==== DATA SECTION ====

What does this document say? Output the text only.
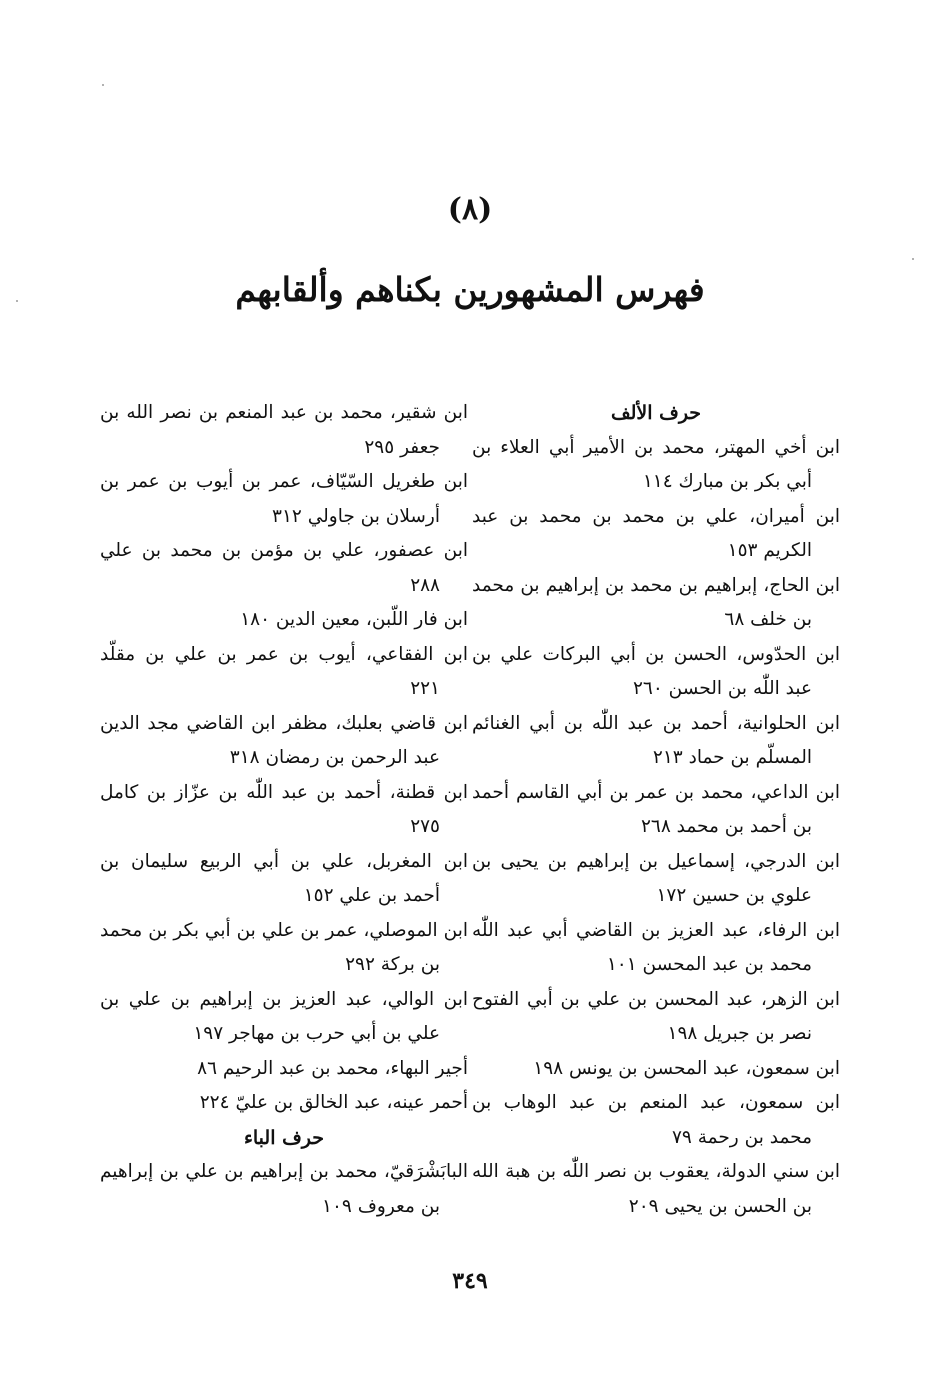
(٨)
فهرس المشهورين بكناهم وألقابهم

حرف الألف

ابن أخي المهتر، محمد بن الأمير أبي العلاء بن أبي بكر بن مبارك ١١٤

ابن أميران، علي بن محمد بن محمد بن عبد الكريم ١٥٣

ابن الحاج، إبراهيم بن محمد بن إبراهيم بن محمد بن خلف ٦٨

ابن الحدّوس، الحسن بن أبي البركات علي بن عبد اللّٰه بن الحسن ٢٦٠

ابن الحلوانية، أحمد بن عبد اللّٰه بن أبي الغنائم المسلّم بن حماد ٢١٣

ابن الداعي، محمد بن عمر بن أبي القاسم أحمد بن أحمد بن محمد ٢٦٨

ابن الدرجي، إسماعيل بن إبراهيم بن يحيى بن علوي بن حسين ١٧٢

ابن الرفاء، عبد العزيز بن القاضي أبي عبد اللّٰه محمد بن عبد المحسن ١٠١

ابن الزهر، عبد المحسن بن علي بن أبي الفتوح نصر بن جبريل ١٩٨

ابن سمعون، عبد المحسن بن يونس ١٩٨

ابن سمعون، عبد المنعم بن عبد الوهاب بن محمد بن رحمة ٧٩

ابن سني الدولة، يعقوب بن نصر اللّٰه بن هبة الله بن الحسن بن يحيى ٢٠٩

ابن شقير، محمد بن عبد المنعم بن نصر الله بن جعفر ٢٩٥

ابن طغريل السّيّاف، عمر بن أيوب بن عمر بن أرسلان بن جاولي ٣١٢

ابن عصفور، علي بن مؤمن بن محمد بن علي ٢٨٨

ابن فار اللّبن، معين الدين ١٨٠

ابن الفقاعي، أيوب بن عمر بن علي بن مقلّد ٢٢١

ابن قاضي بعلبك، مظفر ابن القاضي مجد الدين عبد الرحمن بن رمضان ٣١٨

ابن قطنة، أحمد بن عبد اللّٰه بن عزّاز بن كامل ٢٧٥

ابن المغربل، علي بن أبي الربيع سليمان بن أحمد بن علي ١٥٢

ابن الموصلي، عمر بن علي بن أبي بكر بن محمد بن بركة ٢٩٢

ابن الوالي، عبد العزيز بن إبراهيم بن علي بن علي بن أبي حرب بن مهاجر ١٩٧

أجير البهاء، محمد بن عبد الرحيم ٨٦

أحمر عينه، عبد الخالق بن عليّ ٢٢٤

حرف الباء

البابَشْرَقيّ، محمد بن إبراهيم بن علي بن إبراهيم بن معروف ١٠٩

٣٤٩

====
==== DATA SECTION ====

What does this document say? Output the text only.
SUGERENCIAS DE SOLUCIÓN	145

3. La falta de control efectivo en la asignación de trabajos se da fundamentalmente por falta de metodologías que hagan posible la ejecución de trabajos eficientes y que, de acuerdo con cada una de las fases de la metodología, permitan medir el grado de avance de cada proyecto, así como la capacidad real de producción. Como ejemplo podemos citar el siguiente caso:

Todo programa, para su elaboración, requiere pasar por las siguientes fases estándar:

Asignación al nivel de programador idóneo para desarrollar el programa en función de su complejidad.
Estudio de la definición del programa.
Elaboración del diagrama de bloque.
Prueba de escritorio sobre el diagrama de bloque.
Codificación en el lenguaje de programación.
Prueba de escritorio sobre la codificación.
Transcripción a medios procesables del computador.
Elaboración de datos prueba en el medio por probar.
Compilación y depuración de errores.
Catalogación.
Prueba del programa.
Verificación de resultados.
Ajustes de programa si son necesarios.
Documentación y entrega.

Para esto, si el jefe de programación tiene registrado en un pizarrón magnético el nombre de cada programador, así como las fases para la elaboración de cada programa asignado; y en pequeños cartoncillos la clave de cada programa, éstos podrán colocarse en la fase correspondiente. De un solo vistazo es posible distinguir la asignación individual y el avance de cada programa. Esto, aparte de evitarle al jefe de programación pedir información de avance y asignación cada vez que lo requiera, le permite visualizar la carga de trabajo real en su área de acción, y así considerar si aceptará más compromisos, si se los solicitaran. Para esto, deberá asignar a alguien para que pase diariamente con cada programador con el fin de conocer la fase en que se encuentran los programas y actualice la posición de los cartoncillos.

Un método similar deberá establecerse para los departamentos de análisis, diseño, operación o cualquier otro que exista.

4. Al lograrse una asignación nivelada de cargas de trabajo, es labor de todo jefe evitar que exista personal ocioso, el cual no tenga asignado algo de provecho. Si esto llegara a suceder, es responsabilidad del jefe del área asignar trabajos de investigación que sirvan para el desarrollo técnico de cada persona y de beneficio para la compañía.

====
==== DATA SECTION ====

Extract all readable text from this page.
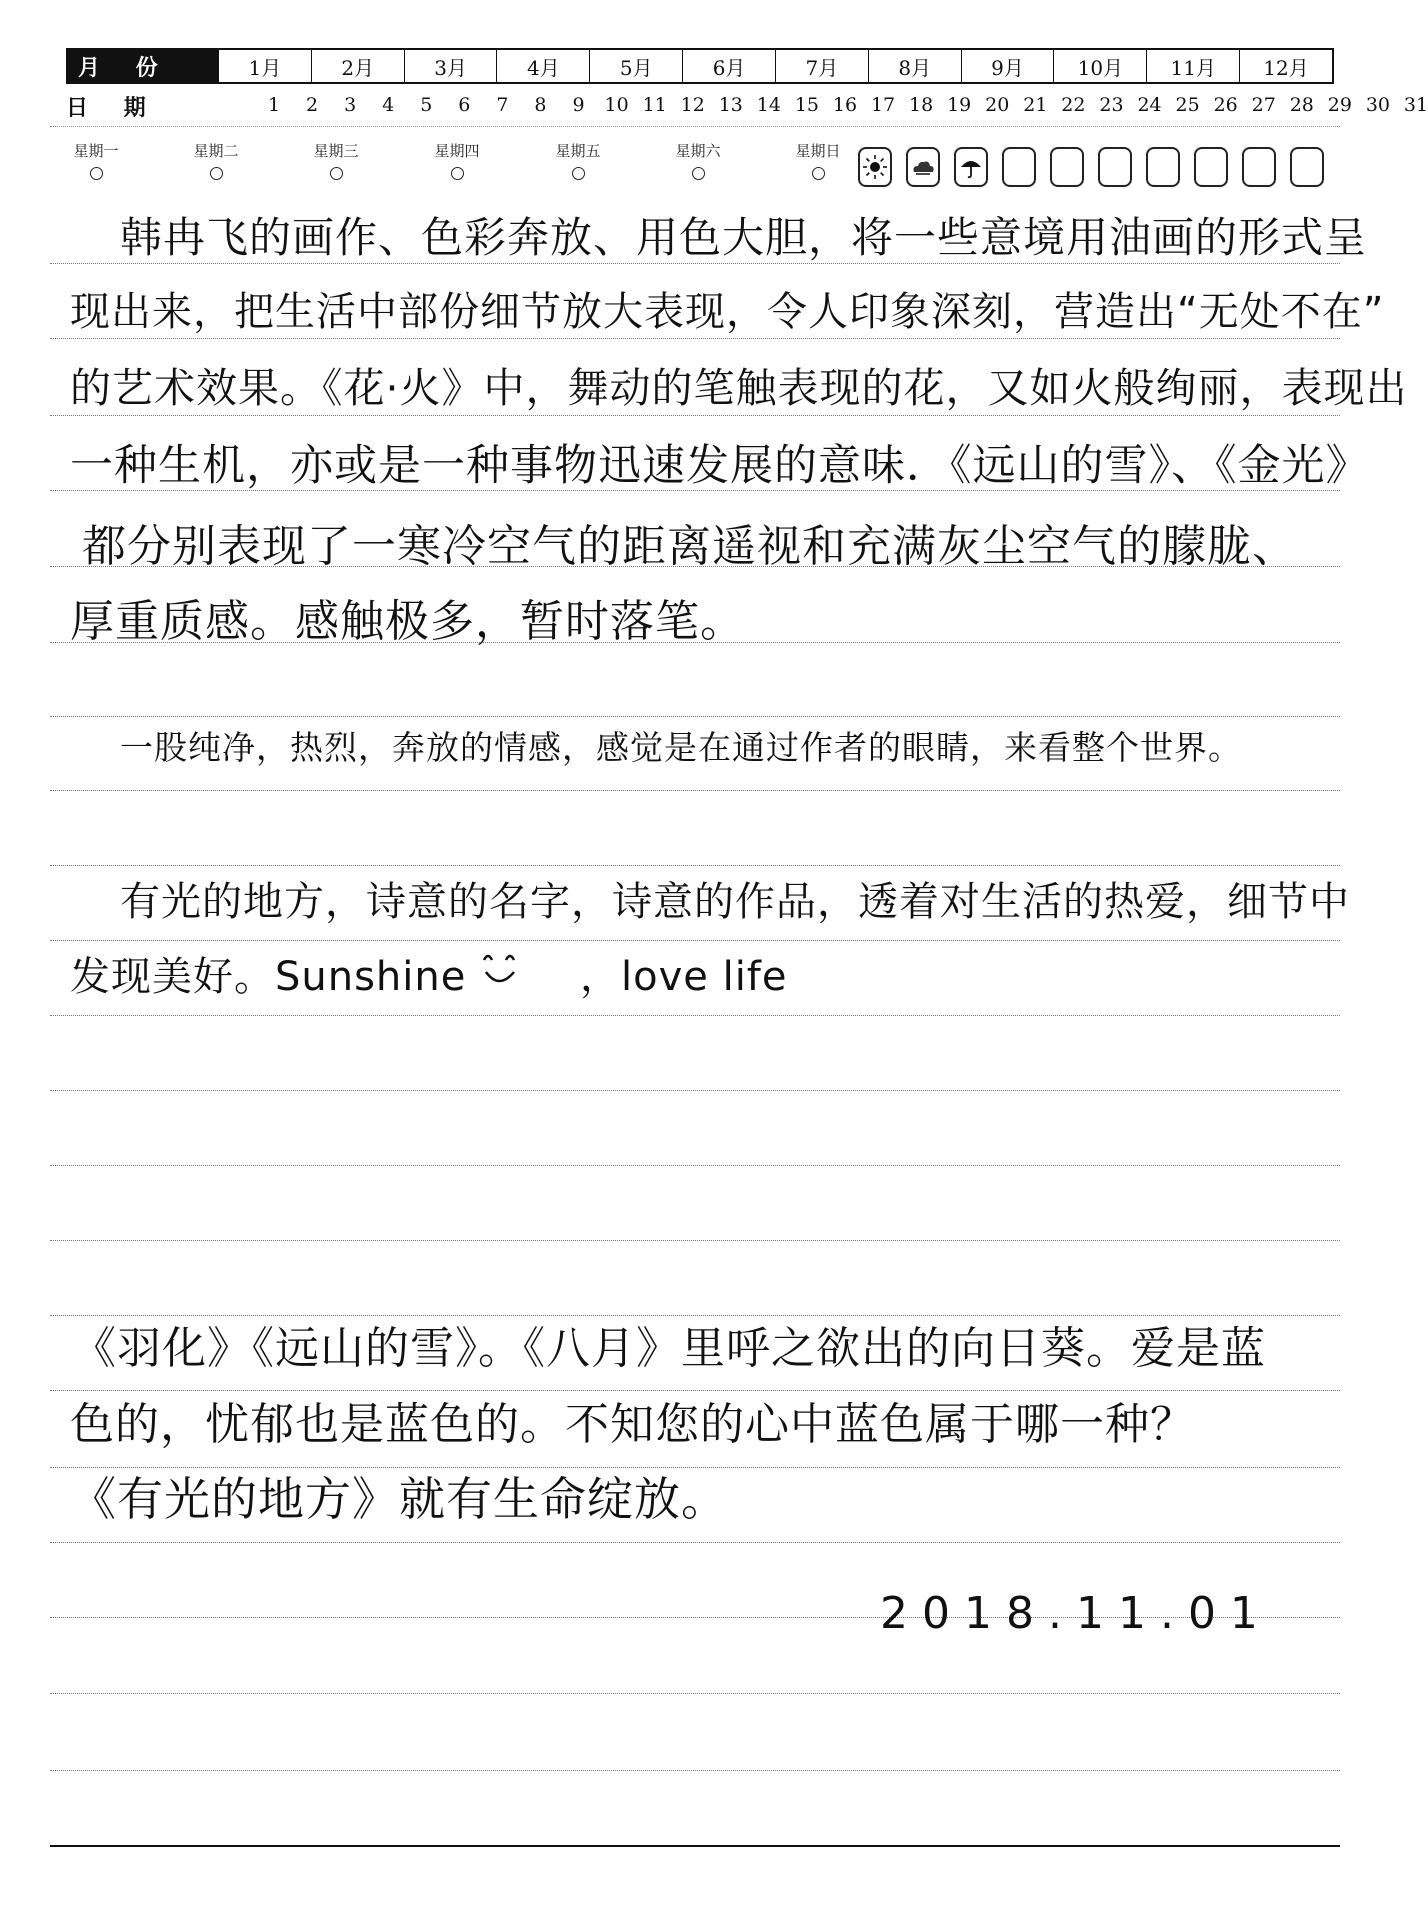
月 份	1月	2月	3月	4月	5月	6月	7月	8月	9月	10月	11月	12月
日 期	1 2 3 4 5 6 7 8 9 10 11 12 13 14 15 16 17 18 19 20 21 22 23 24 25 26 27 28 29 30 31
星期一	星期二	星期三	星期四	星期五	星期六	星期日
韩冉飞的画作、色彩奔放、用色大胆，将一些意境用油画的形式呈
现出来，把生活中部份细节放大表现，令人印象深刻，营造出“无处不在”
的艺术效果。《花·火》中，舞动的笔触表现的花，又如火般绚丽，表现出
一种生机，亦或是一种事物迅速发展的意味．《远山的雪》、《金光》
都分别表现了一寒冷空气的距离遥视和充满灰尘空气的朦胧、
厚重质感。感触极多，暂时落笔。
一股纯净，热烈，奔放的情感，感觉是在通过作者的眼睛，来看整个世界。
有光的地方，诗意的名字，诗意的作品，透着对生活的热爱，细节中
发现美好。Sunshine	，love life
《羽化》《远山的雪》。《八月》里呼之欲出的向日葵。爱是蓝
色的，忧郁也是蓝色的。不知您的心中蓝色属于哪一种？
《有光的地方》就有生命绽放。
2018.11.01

====

• AIM OF THE EXERCISE: Return every line above that contains the word "bloque".

• OUTPUT:
Elaboración del diagrama de bloque.
Prueba de escritorio sobre el diagrama de bloque.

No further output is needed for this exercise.